Single out each line with the word "title" and copy it.

==========

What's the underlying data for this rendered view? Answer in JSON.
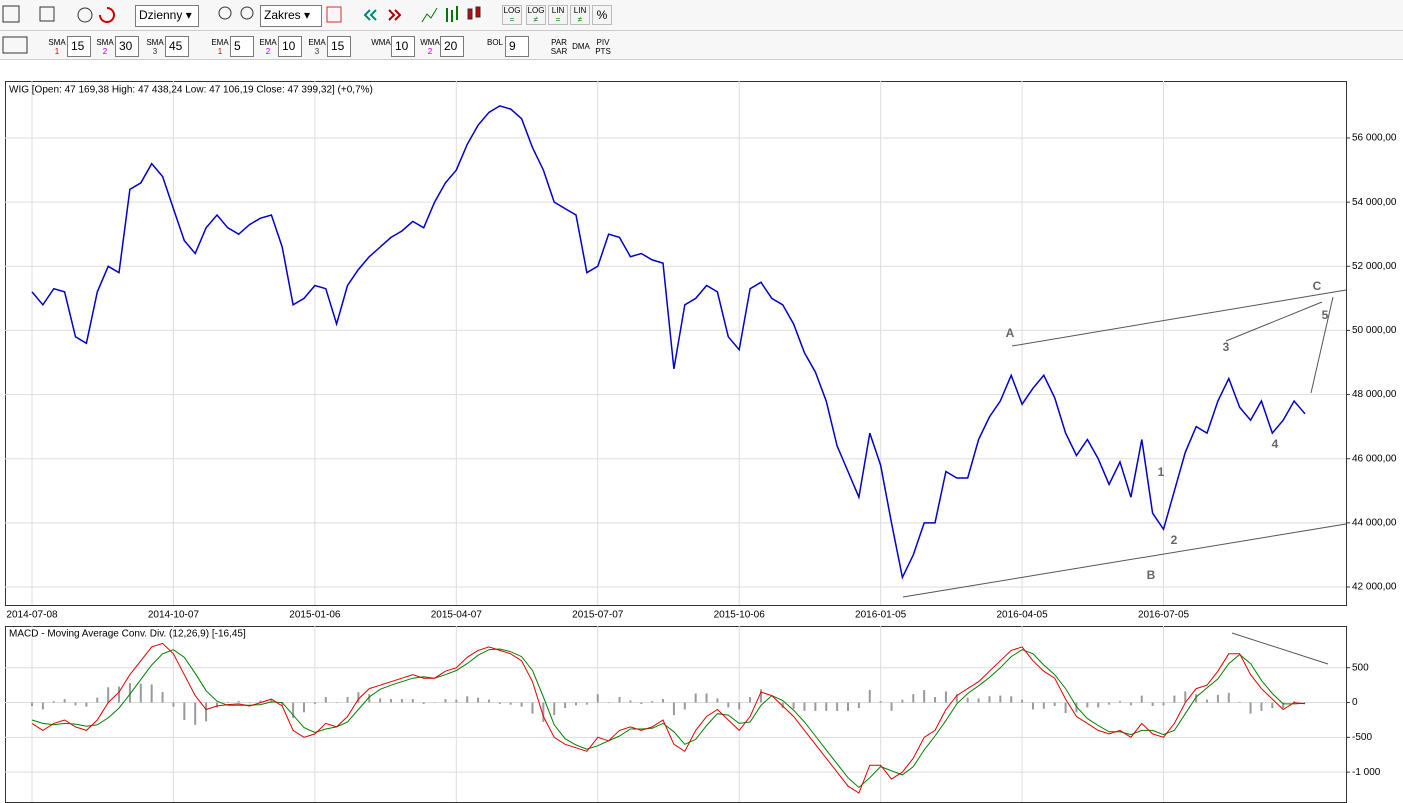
{
  "toolbar": {
    "interval": "Dzienny",
    "range": "Zakres",
    "scale_buttons": [
      {
        "label": "LOG",
        "sub": "="
      },
      {
        "label": "LOG",
        "sub": "≠"
      },
      {
        "label": "LIN",
        "sub": "="
      },
      {
        "label": "LIN",
        "sub": "≠"
      },
      {
        "label": "%"
      }
    ],
    "indicators": [
      {
        "name": "SMA",
        "index": "1",
        "value": "15"
      },
      {
        "name": "SMA",
        "index": "2",
        "value": "30"
      },
      {
        "name": "SMA",
        "index": "3",
        "value": "45"
      },
      {
        "name": "EMA",
        "index": "1",
        "value": "5"
      },
      {
        "name": "EMA",
        "index": "2",
        "value": "10"
      },
      {
        "name": "EMA",
        "index": "3",
        "value": "15"
      },
      {
        "name": "WMA",
        "value": "10"
      },
      {
        "name": "WMA",
        "index": "2",
        "value": "20"
      },
      {
        "name": "BOL",
        "value": "9"
      }
    ],
    "buttons": [
      [
        "PAR",
        "SAR"
      ],
      [
        "DMA"
      ],
      [
        "PIV",
        "PTS"
      ]
    ]
  },
  "chart_data": [
    {
      "type": "line",
      "title": "WIG [Open: 47 169,38  High: 47 438,24  Low: 47 106,19  Close: 47 399,32] (+0,7%)",
      "categories": [
        "2014-07-08",
        null,
        null,
        null,
        null,
        null,
        null,
        null,
        null,
        null,
        null,
        null,
        null,
        "2014-10-07",
        null,
        null,
        null,
        null,
        null,
        null,
        null,
        null,
        null,
        null,
        null,
        null,
        "2015-01-06",
        null,
        null,
        null,
        null,
        null,
        null,
        null,
        null,
        null,
        null,
        null,
        null,
        "2015-04-07",
        null,
        null,
        null,
        null,
        null,
        null,
        null,
        null,
        null,
        null,
        null,
        null,
        "2015-07-07",
        null,
        null,
        null,
        null,
        null,
        null,
        null,
        null,
        null,
        null,
        null,
        null,
        "2015-10-06",
        null,
        null,
        null,
        null,
        null,
        null,
        null,
        null,
        null,
        null,
        null,
        null,
        "2016-01-05",
        null,
        null,
        null,
        null,
        null,
        null,
        null,
        null,
        null,
        null,
        null,
        null,
        "2016-04-05",
        null,
        null,
        null,
        null,
        null,
        null,
        null,
        null,
        null,
        null,
        null,
        null,
        "2016-07-05",
        null,
        null,
        null,
        null,
        null,
        null,
        null,
        null,
        null,
        null,
        null,
        null,
        null
      ],
      "values": [
        51200,
        50800,
        51300,
        51200,
        49800,
        49600,
        51200,
        52000,
        51800,
        54400,
        54600,
        55200,
        54800,
        53800,
        52800,
        52400,
        53200,
        53600,
        53200,
        53000,
        53300,
        53500,
        53600,
        52600,
        50800,
        51000,
        51400,
        51300,
        50200,
        51400,
        51900,
        52300,
        52600,
        52900,
        53100,
        53400,
        53200,
        54000,
        54600,
        55000,
        55800,
        56400,
        56800,
        57000,
        56900,
        56600,
        55700,
        55000,
        54000,
        53800,
        53600,
        51800,
        52000,
        53000,
        52900,
        52300,
        52400,
        52200,
        52100,
        48800,
        50800,
        51000,
        51400,
        51200,
        49800,
        49400,
        51300,
        51500,
        51000,
        50800,
        50200,
        49300,
        48700,
        47800,
        46400,
        45600,
        44800,
        46800,
        45800,
        44000,
        42300,
        43000,
        44000,
        44000,
        45600,
        45400,
        45400,
        46600,
        47300,
        47800,
        48600,
        47700,
        48200,
        48600,
        47900,
        46800,
        46100,
        46600,
        46000,
        45200,
        45900,
        44800,
        46600,
        44300,
        43800,
        45000,
        46200,
        47000,
        46800,
        47800,
        48500,
        47600,
        47200,
        47800,
        46800,
        47200,
        47800,
        47399.32
      ],
      "color": "#0000cc",
      "ylim": [
        41439,
        57777
      ],
      "yticks": [
        {
          "value": 42000,
          "label": "42 000,00"
        },
        {
          "value": 44000,
          "label": "44 000,00"
        },
        {
          "value": 46000,
          "label": "46 000,00"
        },
        {
          "value": 48000,
          "label": "48 000,00"
        },
        {
          "value": 50000,
          "label": "50 000,00"
        },
        {
          "value": 52000,
          "label": "52 000,00"
        },
        {
          "value": 54000,
          "label": "54 000,00"
        },
        {
          "value": 56000,
          "label": "56 000,00"
        }
      ],
      "grid": true,
      "annotations": [
        "A",
        "B",
        "C",
        "1",
        "2",
        "3",
        "4",
        "5"
      ]
    },
    {
      "type": "line",
      "title": "MACD - Moving Average Conv. Div. (12,26,9) [-16,45]",
      "series": [
        {
          "type": "bar",
          "color": "#9a9a9a",
          "values": [
            -50,
            -100,
            20,
            50,
            -40,
            -60,
            70,
            220,
            230,
            280,
            270,
            260,
            150,
            -60,
            -250,
            -320,
            -270,
            -70,
            10,
            20,
            -10,
            30,
            40,
            -50,
            -220,
            -140,
            -20,
            80,
            0,
            80,
            150,
            120,
            60,
            50,
            50,
            50,
            -20,
            0,
            50,
            40,
            90,
            70,
            40,
            -20,
            -30,
            -60,
            -160,
            -280,
            -180,
            -80,
            -40,
            -30,
            120,
            0,
            80,
            30,
            -20,
            20,
            50,
            -180,
            -100,
            130,
            130,
            60,
            -70,
            -100,
            80,
            190,
            0,
            -80,
            -90,
            -120,
            -120,
            -120,
            -120,
            -120,
            -80,
            180,
            20,
            -120,
            40,
            120,
            180,
            80,
            160,
            120,
            70,
            60,
            90,
            100,
            90,
            40,
            -100,
            -90,
            -50,
            -150,
            -140,
            -70,
            -70,
            -30,
            20,
            -40,
            100,
            -50,
            -40,
            100,
            160,
            120,
            40,
            110,
            140,
            10,
            -160,
            -120,
            -80,
            -80,
            20,
            -6
          ]
        },
        {
          "color": "#008000",
          "values": [
            -250,
            -300,
            -320,
            -300,
            -310,
            -340,
            -320,
            -220,
            -80,
            120,
            330,
            540,
            700,
            760,
            650,
            420,
            170,
            20,
            -40,
            -40,
            -40,
            -30,
            10,
            0,
            -180,
            -360,
            -430,
            -380,
            -350,
            -280,
            -100,
            80,
            190,
            250,
            300,
            350,
            370,
            350,
            400,
            460,
            560,
            680,
            760,
            770,
            730,
            660,
            460,
            80,
            -320,
            -520,
            -610,
            -670,
            -620,
            -550,
            -480,
            -380,
            -380,
            -370,
            -300,
            -420,
            -600,
            -530,
            -330,
            -160,
            -180,
            -300,
            -280,
            -40,
            100,
            30,
            -110,
            -280,
            -480,
            -680,
            -880,
            -1080,
            -1220,
            -1080,
            -920,
            -980,
            -1040,
            -920,
            -680,
            -480,
            -260,
            -20,
            130,
            240,
            360,
            500,
            660,
            760,
            700,
            540,
            400,
            200,
            -60,
            -230,
            -330,
            -420,
            -420,
            -460,
            -400,
            -400,
            -460,
            -400,
            -160,
            80,
            210,
            340,
            560,
            690,
            560,
            320,
            130,
            -20,
            -20,
            -10
          ]
        },
        {
          "color": "#e00000",
          "values": [
            -300,
            -400,
            -300,
            -250,
            -350,
            -400,
            -250,
            0,
            150,
            400,
            600,
            800,
            850,
            700,
            400,
            100,
            -100,
            -50,
            -30,
            -20,
            -50,
            0,
            50,
            -50,
            -400,
            -500,
            -450,
            -300,
            -350,
            -200,
            50,
            200,
            250,
            300,
            350,
            400,
            350,
            350,
            450,
            500,
            650,
            750,
            800,
            750,
            700,
            600,
            300,
            -200,
            -500,
            -600,
            -650,
            -700,
            -500,
            -550,
            -400,
            -350,
            -400,
            -350,
            -250,
            -600,
            -700,
            -400,
            -200,
            -100,
            -250,
            -400,
            -200,
            150,
            100,
            -50,
            -200,
            -400,
            -600,
            -800,
            -1000,
            -1200,
            -1300,
            -900,
            -900,
            -1100,
            -1000,
            -800,
            -500,
            -400,
            -100,
            100,
            200,
            300,
            450,
            600,
            750,
            800,
            600,
            450,
            350,
            50,
            -200,
            -300,
            -400,
            -450,
            -400,
            -500,
            -300,
            -450,
            -500,
            -300,
            0,
            200,
            250,
            450,
            700,
            700,
            400,
            200,
            50,
            -100,
            0,
            -16.45
          ]
        }
      ],
      "ylim": [
        -1429,
        1100
      ],
      "yticks": [
        {
          "value": -1000,
          "label": "-1 000"
        },
        -500,
        0,
        500
      ],
      "grid": true
    }
  ]
}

==========

THE SOLUTION:
      "title": "WIG [Open: 47 169,38  High: 47 438,24  Low: 47 106,19  Close: 47 399,32] (+0,7%)",
      "title": "MACD - Moving Average Conv. Div. (12,26,9) [-16,45]",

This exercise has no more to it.